## start

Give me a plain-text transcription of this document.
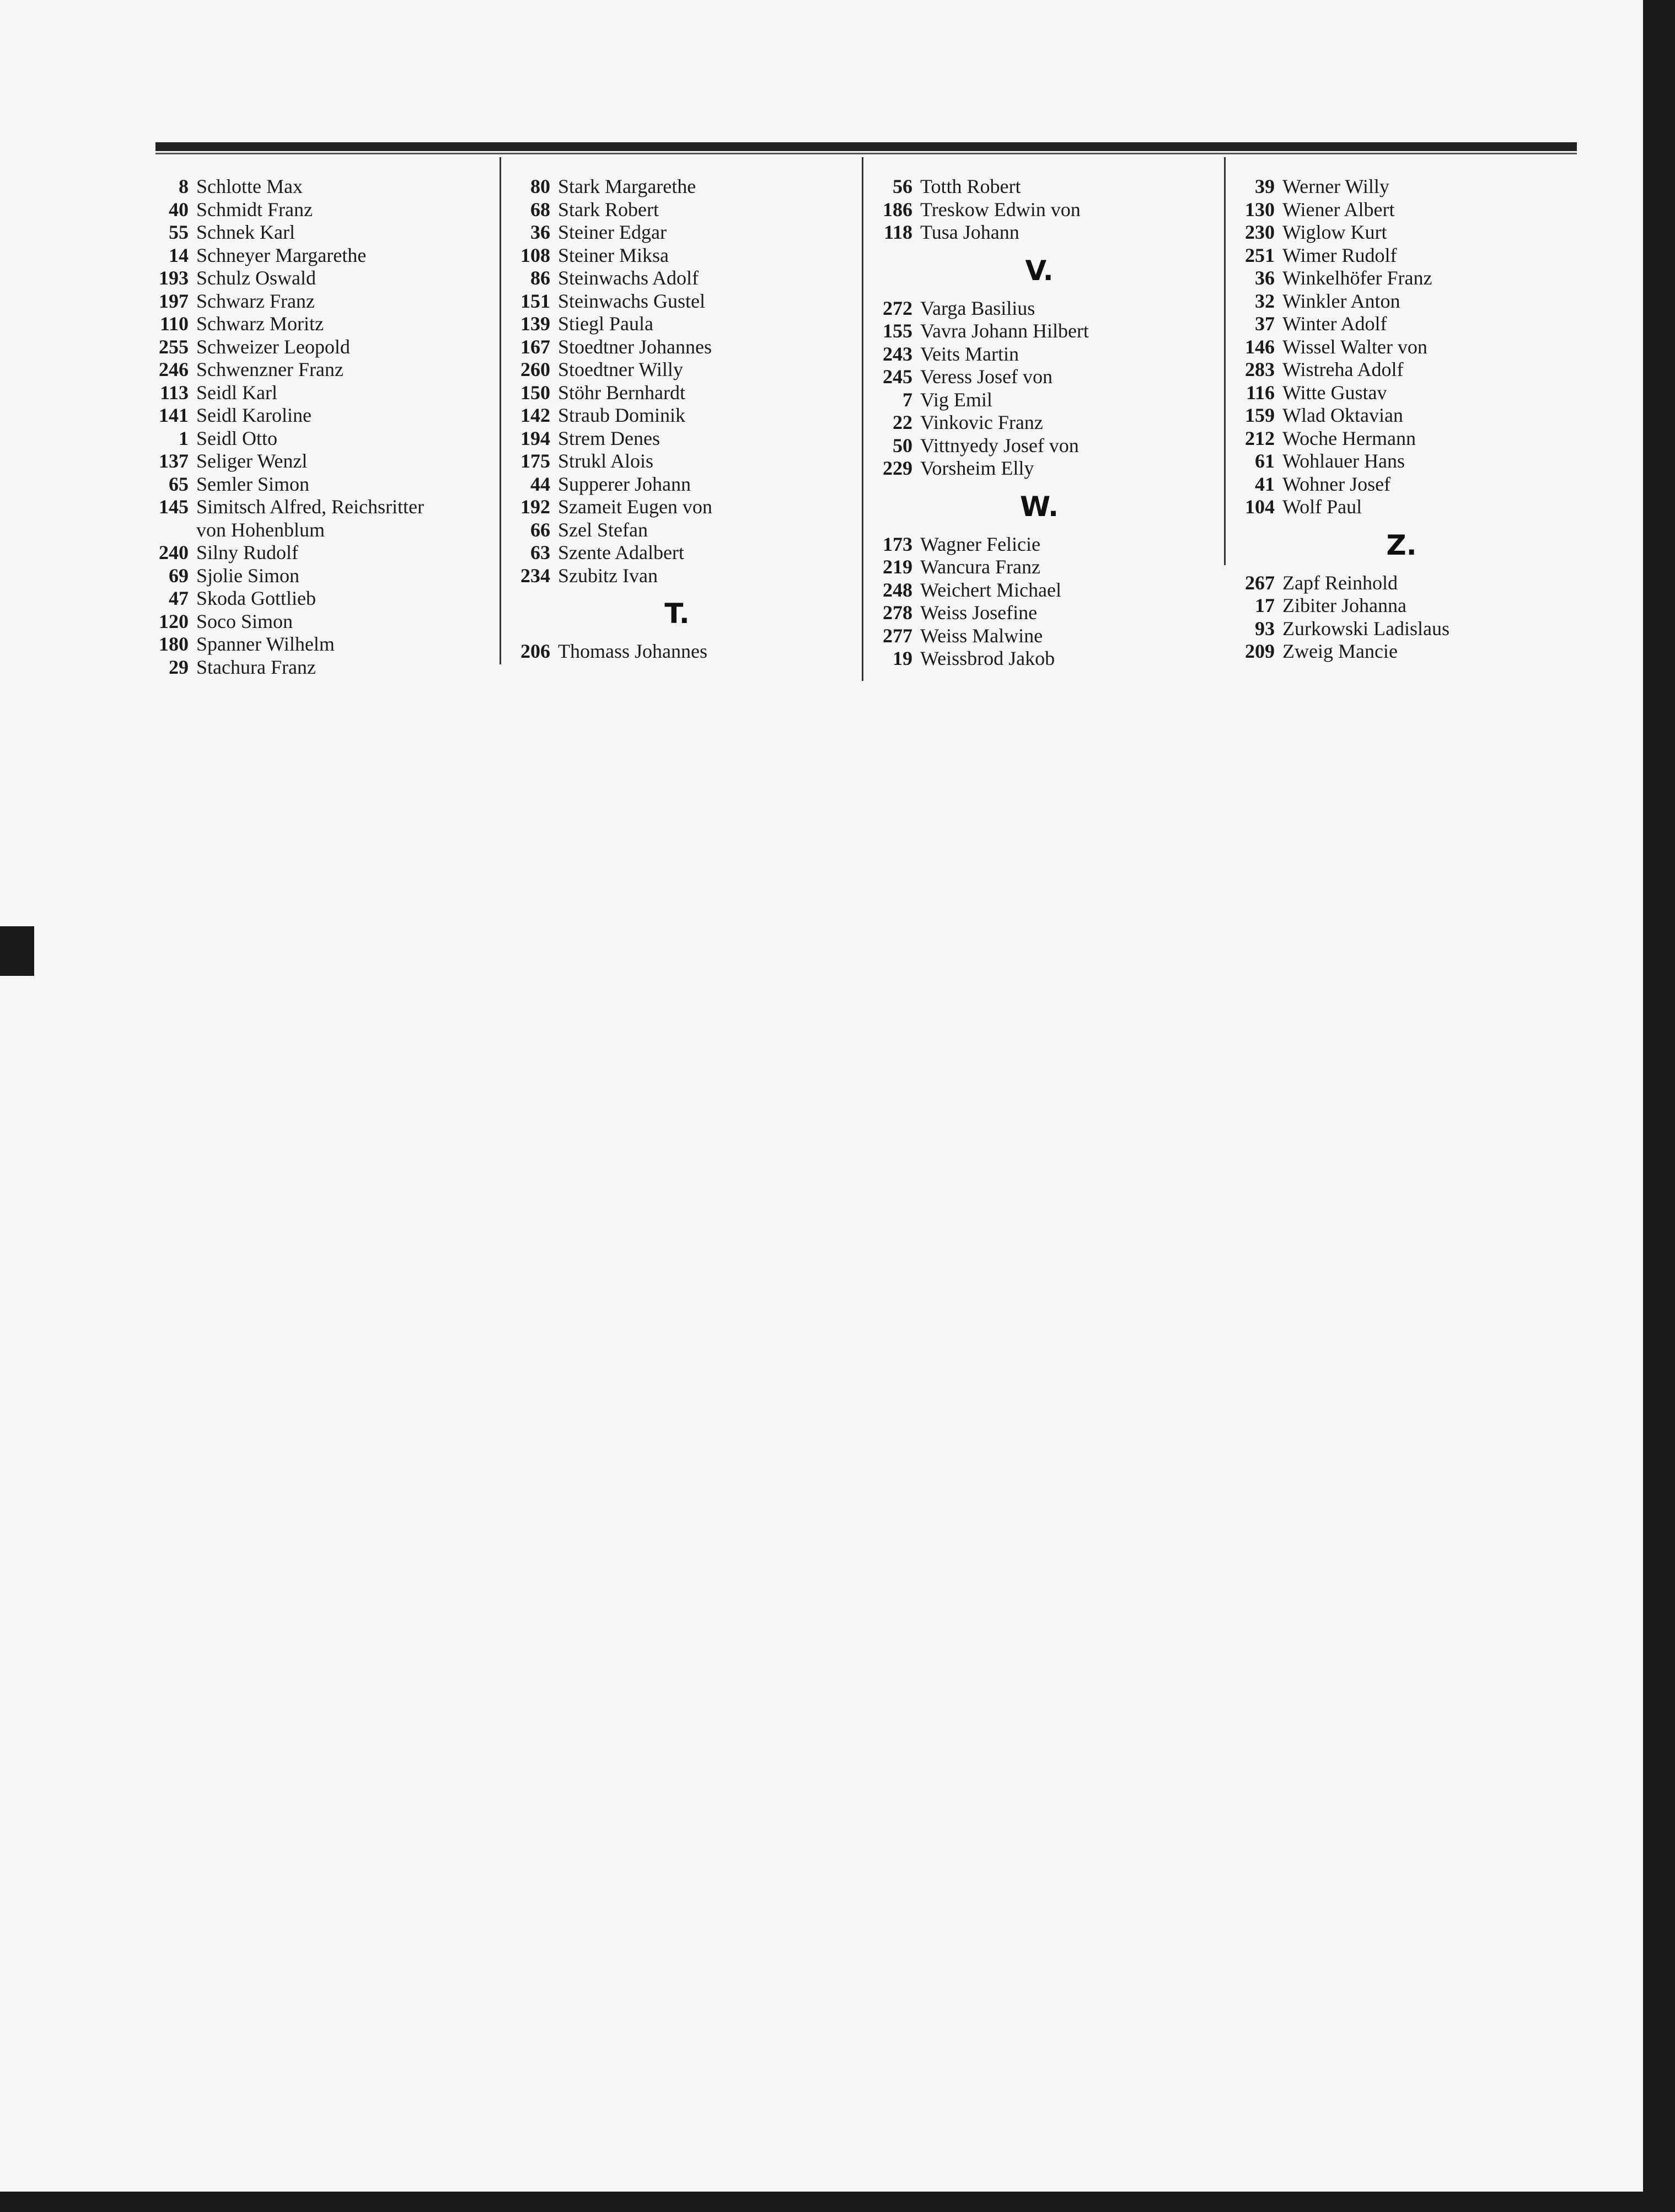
8 Schlotte Max
40 Schmidt Franz
55 Schnek Karl
14 Schneyer Margarethe
193 Schulz Oswald
197 Schwarz Franz
110 Schwarz Moritz
255 Schweizer Leopold
246 Schwenzner Franz
113 Seidl Karl
141 Seidl Karoline
1 Seidl Otto
137 Seliger Wenzl
65 Semler Simon
145 Simitsch Alfred, Reichsritter
von Hohenblum
240 Silny Rudolf
69 Sjolie Simon
47 Skoda Gottlieb
120 Soco Simon
180 Spanner Wilhelm
29 Stachura Franz
80 Stark Margarethe
68 Stark Robert
36 Steiner Edgar
108 Steiner Miksa
86 Steinwachs Adolf
151 Steinwachs Gustel
139 Stiegl Paula
167 Stoedtner Johannes
260 Stoedtner Willy
150 Stöhr Bernhardt
142 Straub Dominik
194 Strem Denes
175 Strukl Alois
44 Supperer Johann
192 Szameit Eugen von
66 Szel Stefan
63 Szente Adalbert
234 Szubitz Ivan
T.
206 Thomass Johannes
56 Totth Robert
186 Treskow Edwin von
118 Tusa Johann
V.
272 Varga Basilius
155 Vavra Johann Hilbert
243 Veits Martin
245 Veress Josef von
7 Vig Emil
22 Vinkovic Franz
50 Vittnyedy Josef von
229 Vorsheim Elly
W.
173 Wagner Felicie
219 Wancura Franz
248 Weichert Michael
278 Weiss Josefine
277 Weiss Malwine
19 Weissbrod Jakob
39 Werner Willy
130 Wiener Albert
230 Wiglow Kurt
251 Wimer Rudolf
36 Winkelhöfer Franz
32 Winkler Anton
37 Winter Adolf
146 Wissel Walter von
283 Wistreha Adolf
116 Witte Gustav
159 Wlad Oktavian
212 Woche Hermann
61 Wohlauer Hans
41 Wohner Josef
104 Wolf Paul
Z.
267 Zapf Reinhold
17 Zibiter Johanna
93 Zurkowski Ladislaus
209 Zweig Mancie
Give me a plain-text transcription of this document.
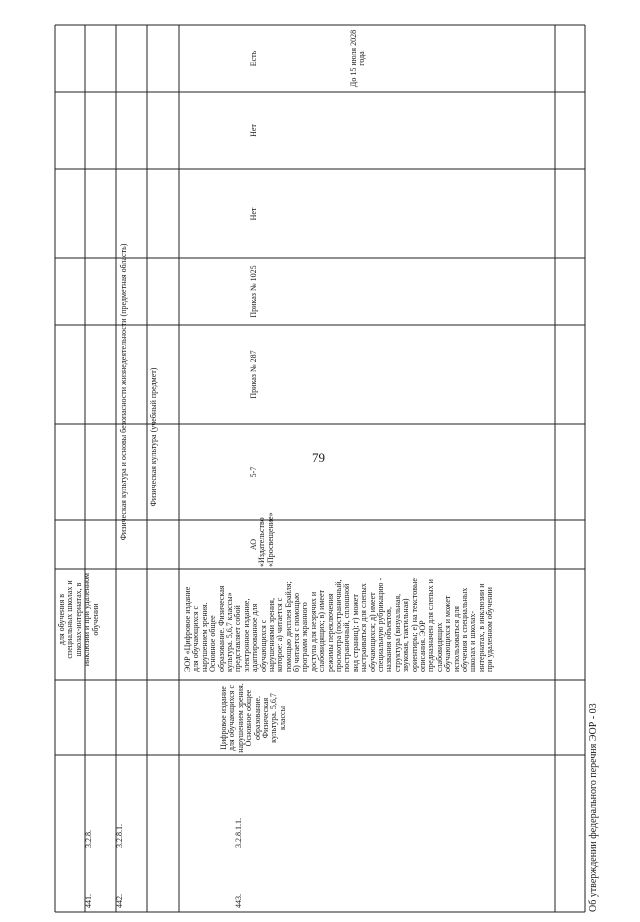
79
для обучения в специальных школах и школах-интернатах, в инклюзии и при удаленном обучении
441.
3.2.8.
Физическая культура и основы безопасности жизнедеятельности (предметная область)
442.
3.2.8.1.
Физическая культура (учебный предмет)
443.
3.2.8.1.1.
Цифровое издание для обучающихся с нарушением зрения. Основное общее образование. Физическая культура. 5,6,7 классы
ЭОР «Цифровое издание для обучающихся с нарушением зрения. Основное общее образование. Физическая культура. 5,6,7 классы» представляет собой электронное издание, адаптированное для обучающихся с нарушениями зрения, которое: а) читается с помощью дисплея Брайля; б) читается с помощью программ экранного доступа для незрячих и слабовидящих; в) имеет режимы переключения просмотра (постраничный, постраничный, сплошной вид страниц); г) может настраиваться для слепых обучающихся; д) имеет специальную рубрикацию - названия объектов, структура (визуальная, звуковая, тактильная) ориентиры; е) на текстовые описания. ЭОР предназначен для слепых и слабовидящих обучающихся и может использоваться для обучения в специальных школах и школах-интернатах, в инклюзии и при удаленном обучении
АО «Издательство «Просвещение»
5-7
Приказ № 287
Приказ № 1025
Нет
Нет
Есть	До 15 июля 2028 года
Об утверждении федерального перечня ЭОР - 03
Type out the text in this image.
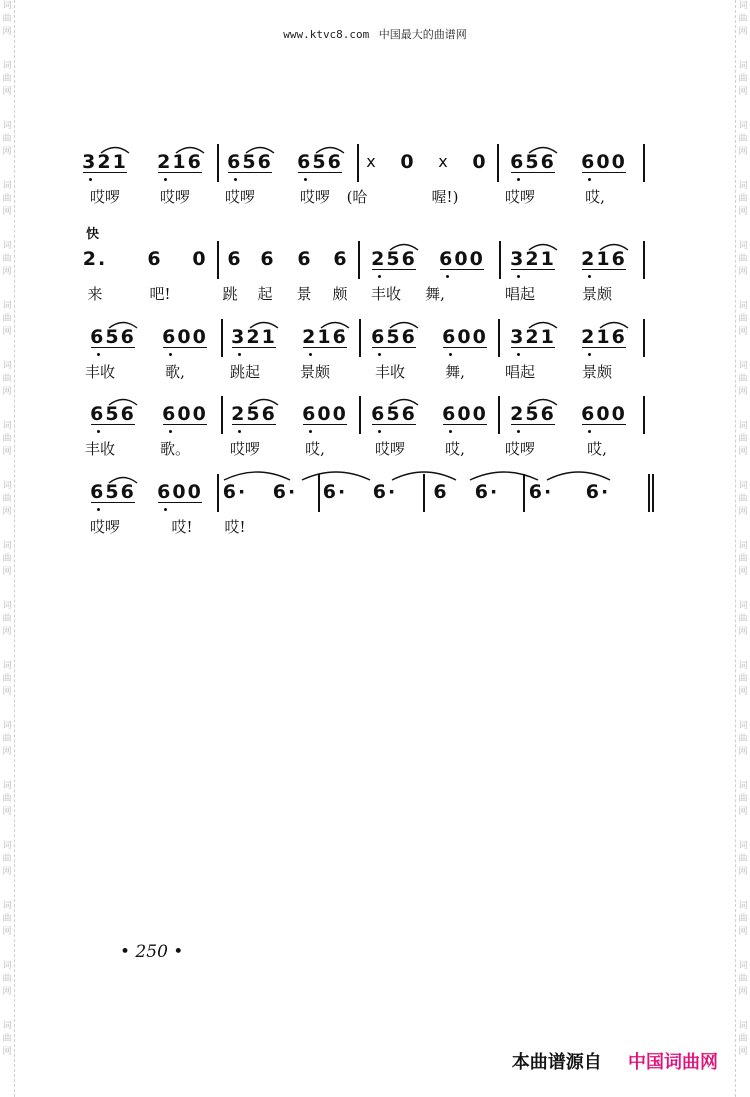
词
曲
网
词
曲
网
词
曲
网
词
曲
网
词
曲
网
词
曲
网
词
曲
网
词
曲
网
词
曲
网
词
曲
网
词
曲
网
词
曲
网
词
曲
网
词
曲
网
词
曲
网
词
曲
网
词
曲
网
词
曲
网
词
曲
网
词
曲
网
词
曲
网
词
曲
网
词
曲
网
词
曲
网
词
曲
网
词
曲
网
词
曲
网
词
曲
网
词
曲
网
词
曲
网
词
曲
网
词
曲
网
词
曲
网
词
曲
网
词
曲
网
词
曲
网
www.ktvc8.com 中国最大的曲谱网
321 216 656 656 x 0 x 0 656 600
哎啰	哎啰 哎啰	哎啰 (哈	喔!)	哎啰	哎,
快
2. 6 0 6 6 6 6 256 600 321 216
来	吧!	跳 起 景 颇 丰收 舞,	唱起	景颇
656 600 321 216 656 600 321 216
丰收	歌,	跳起	景颇	丰收	舞,	唱起	景颇
656 600 256 600 656 600 256 600
丰收	歌。	哎啰	哎,	哎啰	哎,	哎啰	哎,
656 600 6· 6· 6· 6· 6 6· 6· 6·
哎啰	哎! 哎!
• 250 •
本曲谱源自 中国词曲网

## end

▸ EXERCISE OBJECTIVE: Repeat all of the data above word for word, minus the pictures.

▸ SOLUTION:
Give me a plain-text transcription of this document.
8 Schlotte Max
40 Schmidt Franz
55 Schnek Karl
14 Schneyer Margarethe
193 Schulz Oswald
197 Schwarz Franz
110 Schwarz Moritz
255 Schweizer Leopold
246 Schwenzner Franz
113 Seidl Karl
141 Seidl Karoline
1 Seidl Otto
137 Seliger Wenzl
65 Semler Simon
145 Simitsch Alfred, Reichsritter
von Hohenblum
240 Silny Rudolf
69 Sjolie Simon
47 Skoda Gottlieb
120 Soco Simon
180 Spanner Wilhelm
29 Stachura Franz
80 Stark Margarethe
68 Stark Robert
36 Steiner Edgar
108 Steiner Miksa
86 Steinwachs Adolf
151 Steinwachs Gustel
139 Stiegl Paula
167 Stoedtner Johannes
260 Stoedtner Willy
150 Stöhr Bernhardt
142 Straub Dominik
194 Strem Denes
175 Strukl Alois
44 Supperer Johann
192 Szameit Eugen von
66 Szel Stefan
63 Szente Adalbert
234 Szubitz Ivan
T.
206 Thomass Johannes
56 Totth Robert
186 Treskow Edwin von
118 Tusa Johann
V.
272 Varga Basilius
155 Vavra Johann Hilbert
243 Veits Martin
245 Veress Josef von
7 Vig Emil
22 Vinkovic Franz
50 Vittnyedy Josef von
229 Vorsheim Elly
W.
173 Wagner Felicie
219 Wancura Franz
248 Weichert Michael
278 Weiss Josefine
277 Weiss Malwine
19 Weissbrod Jakob
39 Werner Willy
130 Wiener Albert
230 Wiglow Kurt
251 Wimer Rudolf
36 Winkelhöfer Franz
32 Winkler Anton
37 Winter Adolf
146 Wissel Walter von
283 Wistreha Adolf
116 Witte Gustav
159 Wlad Oktavian
212 Woche Hermann
61 Wohlauer Hans
41 Wohner Josef
104 Wolf Paul
Z.
267 Zapf Reinhold
17 Zibiter Johanna
93 Zurkowski Ladislaus
209 Zweig Mancie
Give me a plain-text transcription of this document.
79
для обучения в специальных школах и школах-интернатах, в инклюзии и при удаленном обучении
441.
3.2.8.
Физическая культура и основы безопасности жизнедеятельности (предметная область)
442.
3.2.8.1.
Физическая культура (учебный предмет)
443.
3.2.8.1.1.
Цифровое издание для обучающихся с нарушением зрения. Основное общее образование. Физическая культура. 5,6,7 классы
ЭОР «Цифровое издание для обучающихся с нарушением зрения. Основное общее образование. Физическая культура. 5,6,7 классы» представляет собой электронное издание, адаптированное для обучающихся с нарушениями зрения, которое: а) читается с помощью дисплея Брайля; б) читается с помощью программ экранного доступа для незрячих и слабовидящих; в) имеет режимы переключения просмотра (постраничный, постраничный, сплошной вид страниц); г) может настраиваться для слепых обучающихся; д) имеет специальную рубрикацию - названия объектов, структура (визуальная, звуковая, тактильная) ориентиры; е) на текстовые описания. ЭОР предназначен для слепых и слабовидящих обучающихся и может использоваться для обучения в специальных школах и школах-интернатах, в инклюзии и при удаленном обучении
АО «Издательство «Просвещение»
5-7
Приказ № 287
Приказ № 1025
Нет
Нет
Есть	До 15 июля 2028 года
Об утверждении федерального перечня ЭОР - 03
Type out the text in this image.
词
曲
网
词
曲
网
词
曲
网
词
曲
网
词
曲
网
词
曲
网
词
曲
网
词
曲
网
词
曲
网
词
曲
网
词
曲
网
词
曲
网
词
曲
网
词
曲
网
词
曲
网
词
曲
网
词
曲
网
词
曲
网
词
曲
网
词
曲
网
词
曲
网
词
曲
网
词
曲
网
词
曲
网
词
曲
网
词
曲
网
词
曲
网
词
曲
网
词
曲
网
词
曲
网
词
曲
网
词
曲
网
词
曲
网
词
曲
网
词
曲
网
词
曲
网
www.ktvc8.com 中国最大的曲谱网
321 216 656 656 x 0 x 0 656 600
哎啰	哎啰 哎啰	哎啰 (哈	喔!)	哎啰	哎,
快
2. 6 0 6 6 6 6 256 600 321 216
来	吧!	跳 起 景 颇 丰收 舞,	唱起	景颇
656 600 321 216 656 600 321 216
丰收	歌,	跳起	景颇	丰收	舞,	唱起	景颇
656 600 256 600 656 600 256 600
丰收	歌。	哎啰	哎,	哎啰	哎,	哎啰	哎,
656 600 6· 6· 6· 6· 6 6· 6· 6·
哎啰	哎! 哎!
• 250 •
本曲谱源自 中国词曲网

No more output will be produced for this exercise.